• **The request**
Present every line of the rows below as a numbered list, leaving out blank lines and the pictures.

-------- Stored data

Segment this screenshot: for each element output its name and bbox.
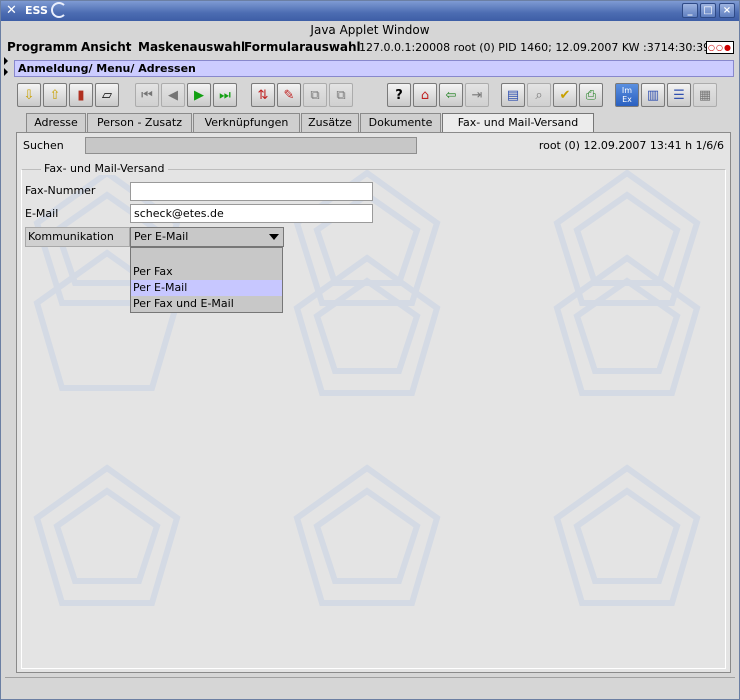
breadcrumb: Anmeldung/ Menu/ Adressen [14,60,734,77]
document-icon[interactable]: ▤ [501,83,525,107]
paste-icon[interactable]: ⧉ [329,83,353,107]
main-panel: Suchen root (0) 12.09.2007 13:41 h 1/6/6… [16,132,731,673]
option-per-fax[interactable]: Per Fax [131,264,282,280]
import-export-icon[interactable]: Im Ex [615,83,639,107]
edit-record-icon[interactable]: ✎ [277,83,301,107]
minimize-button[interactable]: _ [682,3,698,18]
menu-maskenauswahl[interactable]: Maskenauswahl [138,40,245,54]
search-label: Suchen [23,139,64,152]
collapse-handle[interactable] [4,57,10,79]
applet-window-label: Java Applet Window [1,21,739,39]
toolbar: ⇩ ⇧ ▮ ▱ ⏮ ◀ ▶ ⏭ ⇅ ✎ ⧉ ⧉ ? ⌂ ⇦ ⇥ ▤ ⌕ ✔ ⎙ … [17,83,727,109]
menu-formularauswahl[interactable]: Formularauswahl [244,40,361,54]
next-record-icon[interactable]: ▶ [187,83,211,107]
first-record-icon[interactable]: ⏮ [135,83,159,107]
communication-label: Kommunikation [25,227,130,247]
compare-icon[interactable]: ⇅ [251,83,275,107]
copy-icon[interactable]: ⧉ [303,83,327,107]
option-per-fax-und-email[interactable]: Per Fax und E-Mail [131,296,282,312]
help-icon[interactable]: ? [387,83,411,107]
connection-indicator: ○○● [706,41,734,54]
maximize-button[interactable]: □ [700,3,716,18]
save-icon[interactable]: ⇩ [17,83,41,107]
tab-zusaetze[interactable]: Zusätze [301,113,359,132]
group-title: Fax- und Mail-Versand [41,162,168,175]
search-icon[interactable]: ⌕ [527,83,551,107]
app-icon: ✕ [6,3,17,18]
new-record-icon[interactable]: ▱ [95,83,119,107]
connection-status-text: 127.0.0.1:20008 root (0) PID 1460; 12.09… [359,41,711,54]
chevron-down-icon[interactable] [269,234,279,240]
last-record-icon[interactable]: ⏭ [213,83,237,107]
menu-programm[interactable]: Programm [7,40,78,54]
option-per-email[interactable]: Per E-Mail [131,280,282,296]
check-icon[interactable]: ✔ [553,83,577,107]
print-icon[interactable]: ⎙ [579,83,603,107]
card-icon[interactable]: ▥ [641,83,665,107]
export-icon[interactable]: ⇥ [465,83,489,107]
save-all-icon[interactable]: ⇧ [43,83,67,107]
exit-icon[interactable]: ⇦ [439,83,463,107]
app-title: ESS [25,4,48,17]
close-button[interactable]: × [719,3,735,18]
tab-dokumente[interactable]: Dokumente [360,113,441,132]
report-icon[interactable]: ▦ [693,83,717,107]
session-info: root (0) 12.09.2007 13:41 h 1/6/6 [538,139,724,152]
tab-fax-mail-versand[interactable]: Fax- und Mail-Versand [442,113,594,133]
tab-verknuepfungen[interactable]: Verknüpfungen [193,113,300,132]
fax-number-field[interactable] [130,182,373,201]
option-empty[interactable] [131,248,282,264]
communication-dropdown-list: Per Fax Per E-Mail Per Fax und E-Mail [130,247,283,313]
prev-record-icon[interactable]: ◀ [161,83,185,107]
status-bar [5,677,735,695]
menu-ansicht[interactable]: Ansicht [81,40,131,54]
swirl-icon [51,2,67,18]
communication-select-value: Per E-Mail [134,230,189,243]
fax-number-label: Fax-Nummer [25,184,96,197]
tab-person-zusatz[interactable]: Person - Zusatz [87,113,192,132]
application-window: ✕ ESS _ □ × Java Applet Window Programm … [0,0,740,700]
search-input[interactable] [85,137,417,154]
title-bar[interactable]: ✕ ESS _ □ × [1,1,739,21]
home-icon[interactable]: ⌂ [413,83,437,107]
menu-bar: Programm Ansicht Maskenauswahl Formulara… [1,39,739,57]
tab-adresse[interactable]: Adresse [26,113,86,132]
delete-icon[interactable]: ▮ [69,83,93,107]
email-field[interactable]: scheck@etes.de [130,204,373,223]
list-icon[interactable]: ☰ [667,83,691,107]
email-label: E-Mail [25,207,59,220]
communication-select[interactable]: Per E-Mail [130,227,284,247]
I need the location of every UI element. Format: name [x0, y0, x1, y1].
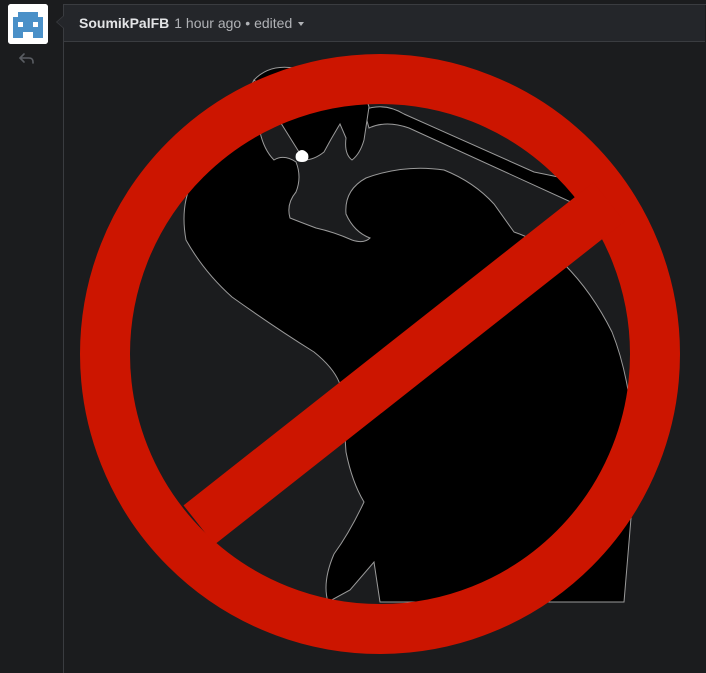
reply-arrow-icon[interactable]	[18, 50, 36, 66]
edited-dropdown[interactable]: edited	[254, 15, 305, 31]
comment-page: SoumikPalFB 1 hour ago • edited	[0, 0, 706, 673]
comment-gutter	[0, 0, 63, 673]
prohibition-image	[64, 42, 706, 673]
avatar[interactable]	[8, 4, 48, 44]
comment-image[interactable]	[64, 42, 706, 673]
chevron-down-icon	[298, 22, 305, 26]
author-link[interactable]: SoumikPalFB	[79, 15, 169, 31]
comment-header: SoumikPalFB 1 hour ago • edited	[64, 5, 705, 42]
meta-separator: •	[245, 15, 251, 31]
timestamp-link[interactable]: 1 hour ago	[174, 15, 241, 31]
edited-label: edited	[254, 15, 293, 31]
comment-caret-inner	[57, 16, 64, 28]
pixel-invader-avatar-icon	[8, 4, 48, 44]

----------------

• **Reply to the exercise**
1. Segment this screenshot: for each element output its name and bbox.
2. breadcrumb: Anmeldung/ Menu/ Adressen [14,60,734,77]
3. document-icon[interactable]: ▤ [501,83,525,107]
4. paste-icon[interactable]: ⧉ [329,83,353,107]
5. main-panel: Suchen root (0) 12.09.2007 13:41 h 1/6/6… [16,132,731,673]
6. option-per-fax[interactable]: Per Fax [131,264,282,280]
7. import-export-icon[interactable]: Im Ex [615,83,639,107]
8. edit-record-icon[interactable]: ✎ [277,83,301,107]
9. minimize-button[interactable]: _ [682,3,698,18]
10. menu-maskenauswahl[interactable]: Maskenauswahl [138,40,245,54]
11. search-label: Suchen [23,139,64,152]
12. collapse-handle[interactable] [4,57,10,79]
13. applet-window-label: Java Applet Window [1,21,739,39]
14. toolbar: ⇩ ⇧ ▮ ▱ ⏮ ◀ ▶ ⏭ ⇅ ✎ ⧉ ⧉ ? ⌂ ⇦ ⇥ ▤ ⌕ ✔ ⎙ … [17,83,727,109]
15. menu-formularauswahl[interactable]: Formularauswahl [244,40,361,54]
16. next-record-icon[interactable]: ▶ [187,83,211,107]
17. first-record-icon[interactable]: ⏮ [135,83,159,107]
18. communication-label: Kommunikation [25,227,130,247]
19. compare-icon[interactable]: ⇅ [251,83,275,107]
20. copy-icon[interactable]: ⧉ [303,83,327,107]
21. option-per-fax-und-email[interactable]: Per Fax und E-Mail [131,296,282,312]
22. help-icon[interactable]: ? [387,83,411,107]
23. connection-indicator: ○○● [706,41,734,54]
24. maximize-button[interactable]: □ [700,3,716,18]
25. save-icon[interactable]: ⇩ [17,83,41,107]
26. tab-zusaetze[interactable]: Zusätze [301,113,359,132]
27. group-title: Fax- und Mail-Versand [41,162,168,175]
28. search-icon[interactable]: ⌕ [527,83,551,107]
29. app-icon: ✕ [6,3,17,18]
30. new-record-icon[interactable]: ▱ [95,83,119,107]
31. connection-status-text: 127.0.0.1:20008 root (0) PID 1460; 12.09… [359,41,711,54]
32. chevron-down-icon[interactable] [269,234,279,240]
33. last-record-icon[interactable]: ⏭ [213,83,237,107]
34. menu-programm[interactable]: Programm [7,40,78,54]
35. option-per-email[interactable]: Per E-Mail [131,280,282,296]
36. check-icon[interactable]: ✔ [553,83,577,107]
37. print-icon[interactable]: ⎙ [579,83,603,107]
38. card-icon[interactable]: ▥ [641,83,665,107]
39. export-icon[interactable]: ⇥ [465,83,489,107]
40. save-all-icon[interactable]: ⇧ [43,83,67,107]
41. exit-icon[interactable]: ⇦ [439,83,463,107]
42. app-title: ESS [25,4,48,17]
43. close-button[interactable]: × [719,3,735,18]
44. tab-dokumente[interactable]: Dokumente [360,113,441,132]
45. report-icon[interactable]: ▦ [693,83,717,107]
46. session-info: root (0) 12.09.2007 13:41 h 1/6/6 [538,139,724,152]
47. tab-fax-mail-versand[interactable]: Fax- und Mail-Versand [442,113,594,133]
48. tab-verknuepfungen[interactable]: Verknüpfungen [193,113,300,132]
49. fax-number-field[interactable] [130,182,373,201]
50. option-empty[interactable] [131,248,282,264]
51. communication-dropdown-list: Per Fax Per E-Mail Per Fax und E-Mail [130,247,283,313]
52. prev-record-icon[interactable]: ◀ [161,83,185,107]
53. status-bar [5,677,735,695]
54. menu-ansicht[interactable]: Ansicht [81,40,131,54]
55. swirl-icon [51,2,67,18]
56. communication-select-value: Per E-Mail [134,230,189,243]
57. fax-number-label: Fax-Nummer [25,184,96,197]
58. tab-person-zusatz[interactable]: Person - Zusatz [87,113,192,132]
59. application-window: ✕ ESS _ □ × Java Applet Window Programm … [0,0,740,700]
60. search-input[interactable] [85,137,417,154]
61. title-bar[interactable]: ✕ ESS _ □ × [1,1,739,21]
62. home-icon[interactable]: ⌂ [413,83,437,107]
63. menu-bar: Programm Ansicht Maskenauswahl Formulara… [1,39,739,57]
64. tab-adresse[interactable]: Adresse [26,113,86,132]
65. delete-icon[interactable]: ▮ [69,83,93,107]
66. email-field[interactable]: scheck@etes.de [130,204,373,223]
67. list-icon[interactable]: ☰ [667,83,691,107]
68. email-label: E-Mail [25,207,59,220]
69. communication-select[interactable]: Per E-Mail [130,227,284,247]
70. I need the location of every UI element. Format: name [x0, y0, x1, y1].
71. reply-arrow-icon[interactable]	[18, 50, 36, 66]
72. edited-dropdown[interactable]: edited	[254, 15, 305, 31]
73. comment-page: SoumikPalFB 1 hour ago • edited	[0, 0, 706, 673]
74. comment-gutter	[0, 0, 63, 673]
75. prohibition-image	[64, 42, 706, 673]
76. avatar[interactable]	[8, 4, 48, 44]
77. comment-image[interactable]	[64, 42, 706, 673]
78. chevron-down-icon	[298, 22, 305, 26]
79. author-link[interactable]: SoumikPalFB	[79, 15, 169, 31]
80. comment-header: SoumikPalFB 1 hour ago • edited	[64, 5, 705, 42]
81. meta-separator: •	[245, 15, 251, 31]
82. timestamp-link[interactable]: 1 hour ago	[174, 15, 241, 31]
83. edited-label: edited	[254, 15, 293, 31]
84. comment-caret-inner	[57, 16, 64, 28]
85. pixel-invader-avatar-icon	[8, 4, 48, 44]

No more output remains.